Transcribe each of the records below exactly, excluding all pictures.

□ □ □

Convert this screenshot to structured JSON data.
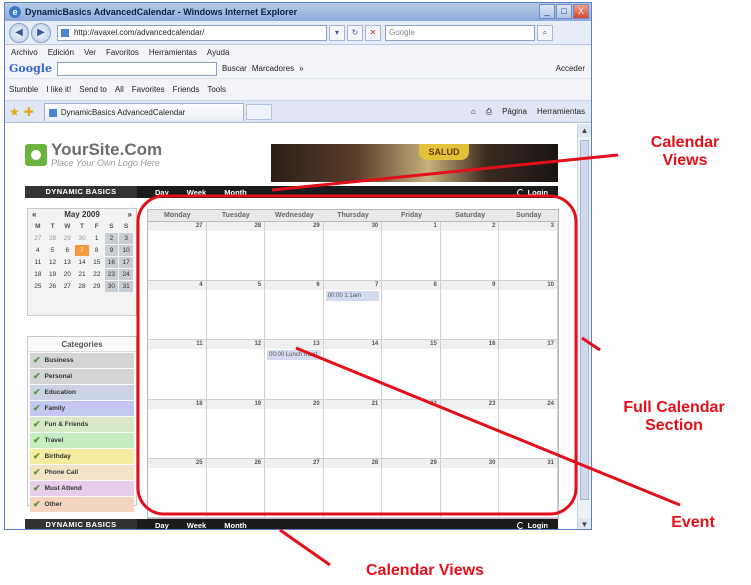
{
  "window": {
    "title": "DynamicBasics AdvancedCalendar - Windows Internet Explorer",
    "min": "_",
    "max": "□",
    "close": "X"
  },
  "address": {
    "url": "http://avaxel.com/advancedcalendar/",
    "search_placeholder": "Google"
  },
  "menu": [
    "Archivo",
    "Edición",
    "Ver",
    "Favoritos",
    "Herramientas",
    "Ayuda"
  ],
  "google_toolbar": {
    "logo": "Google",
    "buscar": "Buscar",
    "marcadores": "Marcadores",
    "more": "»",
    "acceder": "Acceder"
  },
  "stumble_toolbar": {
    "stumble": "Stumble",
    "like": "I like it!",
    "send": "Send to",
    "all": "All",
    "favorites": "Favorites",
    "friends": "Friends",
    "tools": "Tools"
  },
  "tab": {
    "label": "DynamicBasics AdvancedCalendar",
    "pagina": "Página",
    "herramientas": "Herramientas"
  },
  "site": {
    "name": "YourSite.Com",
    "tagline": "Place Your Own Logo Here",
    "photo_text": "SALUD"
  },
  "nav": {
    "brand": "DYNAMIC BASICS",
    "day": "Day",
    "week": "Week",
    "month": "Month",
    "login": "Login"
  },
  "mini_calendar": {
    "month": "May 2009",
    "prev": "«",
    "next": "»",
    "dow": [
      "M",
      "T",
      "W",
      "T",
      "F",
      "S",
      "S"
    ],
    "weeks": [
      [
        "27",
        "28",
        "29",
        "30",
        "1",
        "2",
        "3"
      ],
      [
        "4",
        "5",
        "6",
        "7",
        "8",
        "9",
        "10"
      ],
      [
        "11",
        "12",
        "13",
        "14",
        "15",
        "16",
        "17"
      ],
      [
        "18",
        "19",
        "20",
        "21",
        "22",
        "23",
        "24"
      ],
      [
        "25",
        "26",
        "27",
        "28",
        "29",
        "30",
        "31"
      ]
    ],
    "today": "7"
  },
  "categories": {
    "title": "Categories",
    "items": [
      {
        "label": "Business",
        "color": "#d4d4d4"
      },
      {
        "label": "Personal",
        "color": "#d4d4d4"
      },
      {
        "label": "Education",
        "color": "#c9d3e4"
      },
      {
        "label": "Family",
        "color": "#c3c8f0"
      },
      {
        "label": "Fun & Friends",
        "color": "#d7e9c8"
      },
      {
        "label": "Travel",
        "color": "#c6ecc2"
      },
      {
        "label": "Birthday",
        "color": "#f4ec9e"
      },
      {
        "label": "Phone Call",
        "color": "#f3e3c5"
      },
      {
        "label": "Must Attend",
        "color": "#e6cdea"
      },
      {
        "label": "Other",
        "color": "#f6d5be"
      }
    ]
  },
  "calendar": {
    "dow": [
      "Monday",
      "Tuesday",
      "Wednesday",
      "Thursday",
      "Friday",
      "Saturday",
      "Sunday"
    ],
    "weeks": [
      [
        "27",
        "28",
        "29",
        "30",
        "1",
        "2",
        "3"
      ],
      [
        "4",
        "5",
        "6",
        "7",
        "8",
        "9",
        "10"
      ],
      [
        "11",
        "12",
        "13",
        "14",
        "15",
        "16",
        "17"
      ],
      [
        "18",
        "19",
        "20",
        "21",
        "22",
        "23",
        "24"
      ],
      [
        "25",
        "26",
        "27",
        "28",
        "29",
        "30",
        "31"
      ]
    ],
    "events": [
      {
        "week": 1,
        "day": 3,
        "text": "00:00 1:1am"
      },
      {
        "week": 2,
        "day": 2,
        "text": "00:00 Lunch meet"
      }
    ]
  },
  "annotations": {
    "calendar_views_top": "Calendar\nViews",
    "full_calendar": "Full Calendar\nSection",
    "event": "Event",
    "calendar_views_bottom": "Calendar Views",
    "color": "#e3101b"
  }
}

□ □ □

> Worked answer
Convert this screenshot to structured JSON data.
{
  "window": {
    "title": "DynamicBasics AdvancedCalendar - Windows Internet Explorer",
    "min": "_",
    "max": "□",
    "close": "X"
  },
  "address": {
    "url": "http://avaxel.com/advancedcalendar/",
    "search_placeholder": "Google"
  },
  "menu": [
    "Archivo",
    "Edición",
    "Ver",
    "Favoritos",
    "Herramientas",
    "Ayuda"
  ],
  "google_toolbar": {
    "logo": "Google",
    "buscar": "Buscar",
    "marcadores": "Marcadores",
    "more": "»",
    "acceder": "Acceder"
  },
  "stumble_toolbar": {
    "stumble": "Stumble",
    "like": "I like it!",
    "send": "Send to",
    "all": "All",
    "favorites": "Favorites",
    "friends": "Friends",
    "tools": "Tools"
  },
  "tab": {
    "label": "DynamicBasics AdvancedCalendar",
    "pagina": "Página",
    "herramientas": "Herramientas"
  },
  "site": {
    "name": "YourSite.Com",
    "tagline": "Place Your Own Logo Here",
    "photo_text": "SALUD"
  },
  "nav": {
    "brand": "DYNAMIC BASICS",
    "day": "Day",
    "week": "Week",
    "month": "Month",
    "login": "Login"
  },
  "mini_calendar": {
    "month": "May 2009",
    "prev": "«",
    "next": "»",
    "dow": [
      "M",
      "T",
      "W",
      "T",
      "F",
      "S",
      "S"
    ],
    "weeks": [
      [
        "27",
        "28",
        "29",
        "30",
        "1",
        "2",
        "3"
      ],
      [
        "4",
        "5",
        "6",
        "7",
        "8",
        "9",
        "10"
      ],
      [
        "11",
        "12",
        "13",
        "14",
        "15",
        "16",
        "17"
      ],
      [
        "18",
        "19",
        "20",
        "21",
        "22",
        "23",
        "24"
      ],
      [
        "25",
        "26",
        "27",
        "28",
        "29",
        "30",
        "31"
      ]
    ],
    "today": "7"
  },
  "categories": {
    "title": "Categories",
    "items": [
      {
        "label": "Business",
        "color": "#d4d4d4"
      },
      {
        "label": "Personal",
        "color": "#d4d4d4"
      },
      {
        "label": "Education",
        "color": "#c9d3e4"
      },
      {
        "label": "Family",
        "color": "#c3c8f0"
      },
      {
        "label": "Fun & Friends",
        "color": "#d7e9c8"
      },
      {
        "label": "Travel",
        "color": "#c6ecc2"
      },
      {
        "label": "Birthday",
        "color": "#f4ec9e"
      },
      {
        "label": "Phone Call",
        "color": "#f3e3c5"
      },
      {
        "label": "Must Attend",
        "color": "#e6cdea"
      },
      {
        "label": "Other",
        "color": "#f6d5be"
      }
    ]
  },
  "calendar": {
    "dow": [
      "Monday",
      "Tuesday",
      "Wednesday",
      "Thursday",
      "Friday",
      "Saturday",
      "Sunday"
    ],
    "weeks": [
      [
        "27",
        "28",
        "29",
        "30",
        "1",
        "2",
        "3"
      ],
      [
        "4",
        "5",
        "6",
        "7",
        "8",
        "9",
        "10"
      ],
      [
        "11",
        "12",
        "13",
        "14",
        "15",
        "16",
        "17"
      ],
      [
        "18",
        "19",
        "20",
        "21",
        "22",
        "23",
        "24"
      ],
      [
        "25",
        "26",
        "27",
        "28",
        "29",
        "30",
        "31"
      ]
    ],
    "events": [
      {
        "week": 1,
        "day": 3,
        "text": "00:00 1:1am"
      },
      {
        "week": 2,
        "day": 2,
        "text": "00:00 Lunch meet"
      }
    ]
  },
  "annotations": {
    "calendar_views_top": "Calendar\nViews",
    "full_calendar": "Full Calendar\nSection",
    "event": "Event",
    "calendar_views_bottom": "Calendar Views",
    "color": "#e3101b"
  }
}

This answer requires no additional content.